Pull each line holding the word "bajo" from the data.

## begin Provided data

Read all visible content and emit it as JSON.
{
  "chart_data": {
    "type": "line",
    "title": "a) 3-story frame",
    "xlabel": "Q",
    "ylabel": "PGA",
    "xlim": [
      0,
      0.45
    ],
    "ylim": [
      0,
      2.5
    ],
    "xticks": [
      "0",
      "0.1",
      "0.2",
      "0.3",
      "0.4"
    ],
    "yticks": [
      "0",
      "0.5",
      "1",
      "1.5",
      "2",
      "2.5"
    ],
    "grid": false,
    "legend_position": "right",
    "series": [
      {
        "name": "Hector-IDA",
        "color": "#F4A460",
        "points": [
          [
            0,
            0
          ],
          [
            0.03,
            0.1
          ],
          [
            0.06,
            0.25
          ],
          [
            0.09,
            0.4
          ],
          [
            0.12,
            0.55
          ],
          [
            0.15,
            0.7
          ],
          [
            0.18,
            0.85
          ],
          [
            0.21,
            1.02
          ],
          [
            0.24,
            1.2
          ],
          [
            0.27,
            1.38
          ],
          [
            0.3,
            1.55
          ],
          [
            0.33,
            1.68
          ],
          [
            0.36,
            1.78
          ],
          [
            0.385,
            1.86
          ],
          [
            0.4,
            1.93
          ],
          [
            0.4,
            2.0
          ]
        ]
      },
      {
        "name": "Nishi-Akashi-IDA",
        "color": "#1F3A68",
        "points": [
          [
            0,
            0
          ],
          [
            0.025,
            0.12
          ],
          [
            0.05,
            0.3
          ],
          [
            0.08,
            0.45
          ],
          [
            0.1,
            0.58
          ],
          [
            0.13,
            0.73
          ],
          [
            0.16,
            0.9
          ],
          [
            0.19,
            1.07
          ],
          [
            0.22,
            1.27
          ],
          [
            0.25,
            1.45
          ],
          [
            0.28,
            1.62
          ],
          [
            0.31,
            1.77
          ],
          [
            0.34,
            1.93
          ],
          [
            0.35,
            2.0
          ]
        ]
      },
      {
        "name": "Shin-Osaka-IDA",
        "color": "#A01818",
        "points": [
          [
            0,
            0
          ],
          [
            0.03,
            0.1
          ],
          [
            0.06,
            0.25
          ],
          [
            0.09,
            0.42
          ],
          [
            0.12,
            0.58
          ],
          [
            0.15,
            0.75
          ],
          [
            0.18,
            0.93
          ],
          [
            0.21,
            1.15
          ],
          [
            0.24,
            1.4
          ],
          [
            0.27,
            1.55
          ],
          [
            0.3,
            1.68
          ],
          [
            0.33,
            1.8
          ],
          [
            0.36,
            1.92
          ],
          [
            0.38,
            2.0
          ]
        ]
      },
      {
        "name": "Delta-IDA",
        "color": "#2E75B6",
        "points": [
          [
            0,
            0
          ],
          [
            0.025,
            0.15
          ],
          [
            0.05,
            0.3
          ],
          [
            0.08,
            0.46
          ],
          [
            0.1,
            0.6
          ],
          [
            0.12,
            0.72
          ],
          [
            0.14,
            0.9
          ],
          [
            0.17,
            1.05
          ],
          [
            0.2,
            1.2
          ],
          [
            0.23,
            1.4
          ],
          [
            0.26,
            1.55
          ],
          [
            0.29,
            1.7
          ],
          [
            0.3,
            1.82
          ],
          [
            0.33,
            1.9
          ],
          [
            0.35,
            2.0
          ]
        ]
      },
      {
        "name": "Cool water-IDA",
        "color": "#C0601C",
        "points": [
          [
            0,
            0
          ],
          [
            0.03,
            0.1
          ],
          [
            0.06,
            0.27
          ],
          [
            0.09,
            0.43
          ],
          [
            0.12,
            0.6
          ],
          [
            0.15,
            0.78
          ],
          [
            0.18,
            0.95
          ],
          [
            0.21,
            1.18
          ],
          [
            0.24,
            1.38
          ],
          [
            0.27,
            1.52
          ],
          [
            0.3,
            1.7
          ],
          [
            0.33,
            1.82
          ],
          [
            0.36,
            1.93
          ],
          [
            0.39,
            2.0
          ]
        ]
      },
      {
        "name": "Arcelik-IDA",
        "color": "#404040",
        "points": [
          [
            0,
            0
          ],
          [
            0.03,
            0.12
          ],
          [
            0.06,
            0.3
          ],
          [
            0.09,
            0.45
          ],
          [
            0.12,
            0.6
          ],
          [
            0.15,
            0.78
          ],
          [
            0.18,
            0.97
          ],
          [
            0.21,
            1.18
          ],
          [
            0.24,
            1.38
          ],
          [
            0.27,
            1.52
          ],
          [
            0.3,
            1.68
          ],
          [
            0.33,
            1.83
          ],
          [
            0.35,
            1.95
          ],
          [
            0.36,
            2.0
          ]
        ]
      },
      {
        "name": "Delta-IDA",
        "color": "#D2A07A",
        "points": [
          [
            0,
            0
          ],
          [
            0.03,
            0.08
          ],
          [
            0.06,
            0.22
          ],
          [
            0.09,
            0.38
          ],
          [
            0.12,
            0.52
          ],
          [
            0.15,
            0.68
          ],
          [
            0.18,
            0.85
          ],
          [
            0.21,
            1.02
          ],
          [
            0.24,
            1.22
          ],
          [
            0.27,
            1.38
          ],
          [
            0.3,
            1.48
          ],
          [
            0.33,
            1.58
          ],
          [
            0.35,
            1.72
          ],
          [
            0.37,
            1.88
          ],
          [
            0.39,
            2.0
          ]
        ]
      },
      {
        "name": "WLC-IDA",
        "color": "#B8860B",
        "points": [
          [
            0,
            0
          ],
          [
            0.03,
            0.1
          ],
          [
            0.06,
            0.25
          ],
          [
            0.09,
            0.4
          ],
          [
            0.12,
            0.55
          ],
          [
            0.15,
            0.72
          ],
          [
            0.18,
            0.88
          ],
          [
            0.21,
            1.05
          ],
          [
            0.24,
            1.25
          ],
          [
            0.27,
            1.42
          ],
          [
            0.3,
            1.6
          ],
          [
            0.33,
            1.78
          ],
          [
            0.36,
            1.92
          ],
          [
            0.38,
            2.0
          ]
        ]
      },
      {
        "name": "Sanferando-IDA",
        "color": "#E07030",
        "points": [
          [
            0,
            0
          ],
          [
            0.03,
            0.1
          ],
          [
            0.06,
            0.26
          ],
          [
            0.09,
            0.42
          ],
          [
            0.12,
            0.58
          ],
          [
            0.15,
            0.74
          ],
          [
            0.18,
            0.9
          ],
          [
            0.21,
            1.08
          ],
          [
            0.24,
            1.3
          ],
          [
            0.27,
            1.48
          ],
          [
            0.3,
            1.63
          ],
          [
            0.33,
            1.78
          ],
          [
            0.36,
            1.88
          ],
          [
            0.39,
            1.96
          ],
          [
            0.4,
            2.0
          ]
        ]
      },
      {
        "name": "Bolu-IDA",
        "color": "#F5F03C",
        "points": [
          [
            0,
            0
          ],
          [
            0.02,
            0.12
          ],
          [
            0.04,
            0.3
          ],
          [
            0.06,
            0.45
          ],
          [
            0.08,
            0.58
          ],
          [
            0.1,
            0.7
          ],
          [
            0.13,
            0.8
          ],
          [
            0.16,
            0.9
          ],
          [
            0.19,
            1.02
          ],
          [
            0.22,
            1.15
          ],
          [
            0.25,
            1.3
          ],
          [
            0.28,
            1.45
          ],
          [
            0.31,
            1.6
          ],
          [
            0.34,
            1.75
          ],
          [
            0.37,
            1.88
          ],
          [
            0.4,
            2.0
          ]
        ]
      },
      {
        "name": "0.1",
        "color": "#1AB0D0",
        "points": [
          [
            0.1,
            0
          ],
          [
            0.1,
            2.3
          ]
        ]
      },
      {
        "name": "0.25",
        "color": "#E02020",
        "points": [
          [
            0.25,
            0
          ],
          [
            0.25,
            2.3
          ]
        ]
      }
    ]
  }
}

## end Provided data
## begin Provided data

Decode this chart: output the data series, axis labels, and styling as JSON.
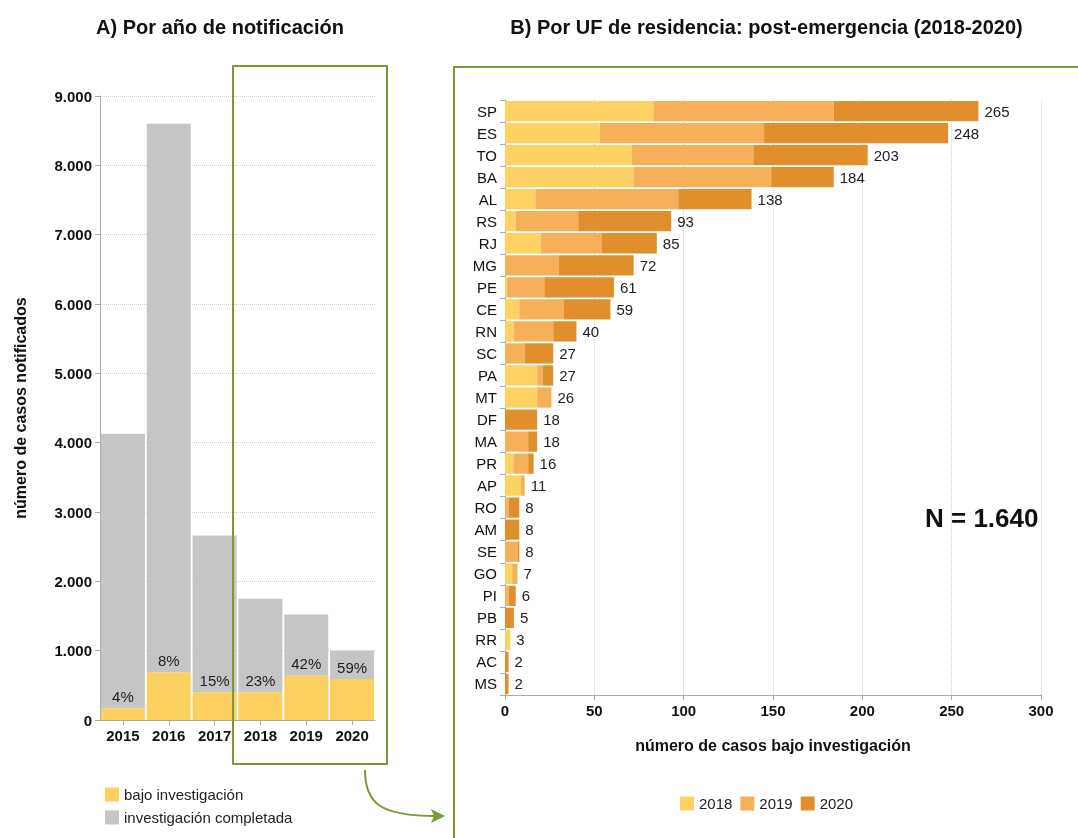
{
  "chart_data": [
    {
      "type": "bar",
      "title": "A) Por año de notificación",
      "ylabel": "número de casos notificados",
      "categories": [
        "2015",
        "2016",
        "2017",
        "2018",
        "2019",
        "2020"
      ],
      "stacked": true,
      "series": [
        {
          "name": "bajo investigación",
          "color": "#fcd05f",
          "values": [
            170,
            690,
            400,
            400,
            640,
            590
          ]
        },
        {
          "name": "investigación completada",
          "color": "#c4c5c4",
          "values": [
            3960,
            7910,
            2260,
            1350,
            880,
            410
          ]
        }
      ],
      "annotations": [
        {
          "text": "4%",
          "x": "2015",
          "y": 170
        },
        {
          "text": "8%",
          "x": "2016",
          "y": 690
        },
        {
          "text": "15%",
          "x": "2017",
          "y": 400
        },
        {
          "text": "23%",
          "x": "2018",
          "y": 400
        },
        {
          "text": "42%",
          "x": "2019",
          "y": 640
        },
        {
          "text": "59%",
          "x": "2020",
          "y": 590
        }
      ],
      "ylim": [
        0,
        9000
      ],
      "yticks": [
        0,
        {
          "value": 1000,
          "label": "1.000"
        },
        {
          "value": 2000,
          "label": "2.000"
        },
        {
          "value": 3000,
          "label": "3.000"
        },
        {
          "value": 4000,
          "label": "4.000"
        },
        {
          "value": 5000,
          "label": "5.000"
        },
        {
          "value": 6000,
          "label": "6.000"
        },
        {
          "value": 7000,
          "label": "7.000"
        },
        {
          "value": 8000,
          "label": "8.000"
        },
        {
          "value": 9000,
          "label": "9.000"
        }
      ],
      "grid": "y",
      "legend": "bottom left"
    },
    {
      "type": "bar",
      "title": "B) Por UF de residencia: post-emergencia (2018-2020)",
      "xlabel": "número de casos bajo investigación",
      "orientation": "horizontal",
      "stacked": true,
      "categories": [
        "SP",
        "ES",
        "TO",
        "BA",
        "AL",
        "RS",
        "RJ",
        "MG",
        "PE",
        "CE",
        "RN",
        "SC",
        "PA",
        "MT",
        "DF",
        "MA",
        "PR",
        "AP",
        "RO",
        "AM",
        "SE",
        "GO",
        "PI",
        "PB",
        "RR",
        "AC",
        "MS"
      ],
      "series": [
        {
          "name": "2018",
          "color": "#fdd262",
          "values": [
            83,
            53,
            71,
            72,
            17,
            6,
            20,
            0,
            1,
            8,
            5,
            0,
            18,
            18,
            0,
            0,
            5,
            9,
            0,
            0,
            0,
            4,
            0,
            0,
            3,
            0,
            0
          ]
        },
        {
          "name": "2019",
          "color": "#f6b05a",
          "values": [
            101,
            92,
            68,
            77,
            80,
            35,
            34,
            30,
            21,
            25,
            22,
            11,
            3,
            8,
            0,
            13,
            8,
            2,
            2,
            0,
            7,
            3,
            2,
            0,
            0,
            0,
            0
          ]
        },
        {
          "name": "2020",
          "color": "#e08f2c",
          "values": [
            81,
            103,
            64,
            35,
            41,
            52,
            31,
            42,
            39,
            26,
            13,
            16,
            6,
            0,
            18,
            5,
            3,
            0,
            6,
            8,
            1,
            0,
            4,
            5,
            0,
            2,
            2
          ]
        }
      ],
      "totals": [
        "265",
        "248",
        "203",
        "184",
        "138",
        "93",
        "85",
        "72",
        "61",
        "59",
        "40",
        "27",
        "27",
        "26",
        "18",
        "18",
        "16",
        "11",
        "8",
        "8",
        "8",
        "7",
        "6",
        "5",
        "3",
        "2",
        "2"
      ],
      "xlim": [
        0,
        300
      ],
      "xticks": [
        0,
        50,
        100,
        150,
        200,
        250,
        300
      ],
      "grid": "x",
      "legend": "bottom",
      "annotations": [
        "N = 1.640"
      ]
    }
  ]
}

## end Provided data

## [Exercise answer]
          "name": "bajo investigación",
      "xlabel": "número de casos bajo investigación",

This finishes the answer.